PROMPT: Your task is to transcribe all the entries exactly, excluding pictures.

MATERIAL TO PROCESS:
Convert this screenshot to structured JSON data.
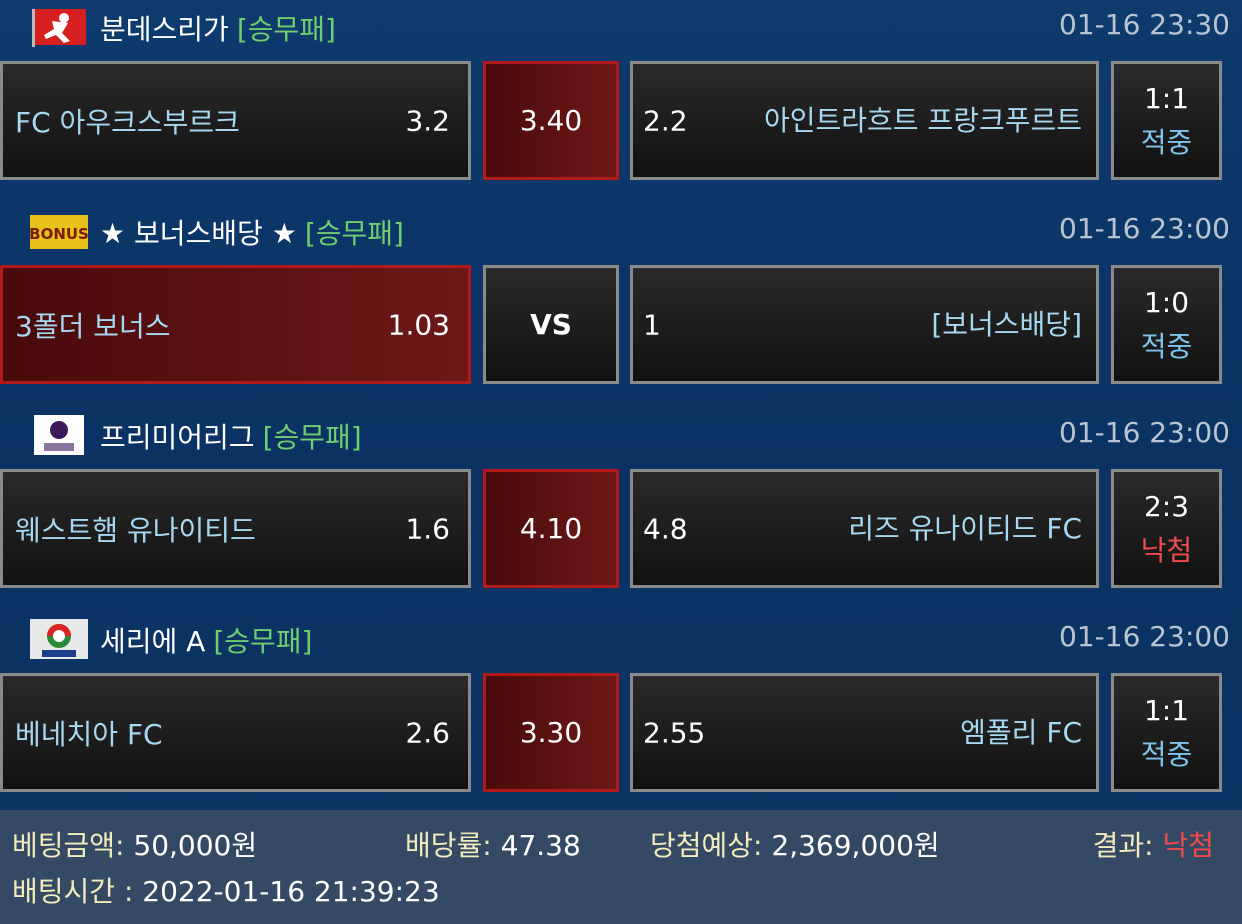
{
  "matches": [
    {
      "league": "분데스리가",
      "type": "[승무패]",
      "time": "01-16 23:30",
      "logo": "bundesliga-logo",
      "home": "FC 아우크스부르크",
      "home_odd": "3.2",
      "draw": "3.40",
      "away_odd": "2.2",
      "away": "아인트라흐트 프랑크푸르트",
      "score": "1:1",
      "result": "적중",
      "selected": "draw"
    },
    {
      "league": "★ 보너스배당 ★",
      "type": "[승무패]",
      "time": "01-16 23:00",
      "logo": "bonus-logo",
      "logo_text": "BONUS",
      "home": "3폴더 보너스",
      "home_odd": "1.03",
      "draw": "VS",
      "away_odd": "1",
      "away": "[보너스배당]",
      "score": "1:0",
      "result": "적중",
      "selected": "home"
    },
    {
      "league": "프리미어리그",
      "type": "[승무패]",
      "time": "01-16 23:00",
      "logo": "premier-league-logo",
      "home": "웨스트햄 유나이티드",
      "home_odd": "1.6",
      "draw": "4.10",
      "away_odd": "4.8",
      "away": "리즈 유나이티드 FC",
      "score": "2:3",
      "result": "낙첨",
      "selected": "draw"
    },
    {
      "league": "세리에 A",
      "type": "[승무패]",
      "time": "01-16 23:00",
      "logo": "serie-a-logo",
      "home": "베네치아 FC",
      "home_odd": "2.6",
      "draw": "3.30",
      "away_odd": "2.55",
      "away": "엠폴리 FC",
      "score": "1:1",
      "result": "적중",
      "selected": "draw"
    }
  ],
  "footer": {
    "bet_amount_label": "베팅금액:",
    "bet_amount": "50,000원",
    "odds_label": "배당률:",
    "odds": "47.38",
    "expected_label": "당첨예상:",
    "expected": "2,369,000원",
    "result_label": "결과:",
    "result": "낙첨",
    "time_label": "배팅시간 :",
    "time": "2022-01-16 21:39:23"
  },
  "colors": {
    "hit": "#7fc4ec",
    "miss": "#ef4b4b",
    "selected": "#b01a1a",
    "type": "#6fcf6f"
  }
}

ANSWER FOR THIS EXERCISE:
Convert this screenshot to structured JSON data.
{
  "matches": [
    {
      "league": "분데스리가",
      "type": "[승무패]",
      "time": "01-16 23:30",
      "logo": "bundesliga-logo",
      "home": "FC 아우크스부르크",
      "home_odd": "3.2",
      "draw": "3.40",
      "away_odd": "2.2",
      "away": "아인트라흐트 프랑크푸르트",
      "score": "1:1",
      "result": "적중",
      "selected": "draw"
    },
    {
      "league": "★ 보너스배당 ★",
      "type": "[승무패]",
      "time": "01-16 23:00",
      "logo": "bonus-logo",
      "logo_text": "BONUS",
      "home": "3폴더 보너스",
      "home_odd": "1.03",
      "draw": "VS",
      "away_odd": "1",
      "away": "[보너스배당]",
      "score": "1:0",
      "result": "적중",
      "selected": "home"
    },
    {
      "league": "프리미어리그",
      "type": "[승무패]",
      "time": "01-16 23:00",
      "logo": "premier-league-logo",
      "home": "웨스트햄 유나이티드",
      "home_odd": "1.6",
      "draw": "4.10",
      "away_odd": "4.8",
      "away": "리즈 유나이티드 FC",
      "score": "2:3",
      "result": "낙첨",
      "selected": "draw"
    },
    {
      "league": "세리에 A",
      "type": "[승무패]",
      "time": "01-16 23:00",
      "logo": "serie-a-logo",
      "home": "베네치아 FC",
      "home_odd": "2.6",
      "draw": "3.30",
      "away_odd": "2.55",
      "away": "엠폴리 FC",
      "score": "1:1",
      "result": "적중",
      "selected": "draw"
    }
  ],
  "footer": {
    "bet_amount_label": "베팅금액:",
    "bet_amount": "50,000원",
    "odds_label": "배당률:",
    "odds": "47.38",
    "expected_label": "당첨예상:",
    "expected": "2,369,000원",
    "result_label": "결과:",
    "result": "낙첨",
    "time_label": "배팅시간 :",
    "time": "2022-01-16 21:39:23"
  },
  "colors": {
    "hit": "#7fc4ec",
    "miss": "#ef4b4b",
    "selected": "#b01a1a",
    "type": "#6fcf6f"
  }
}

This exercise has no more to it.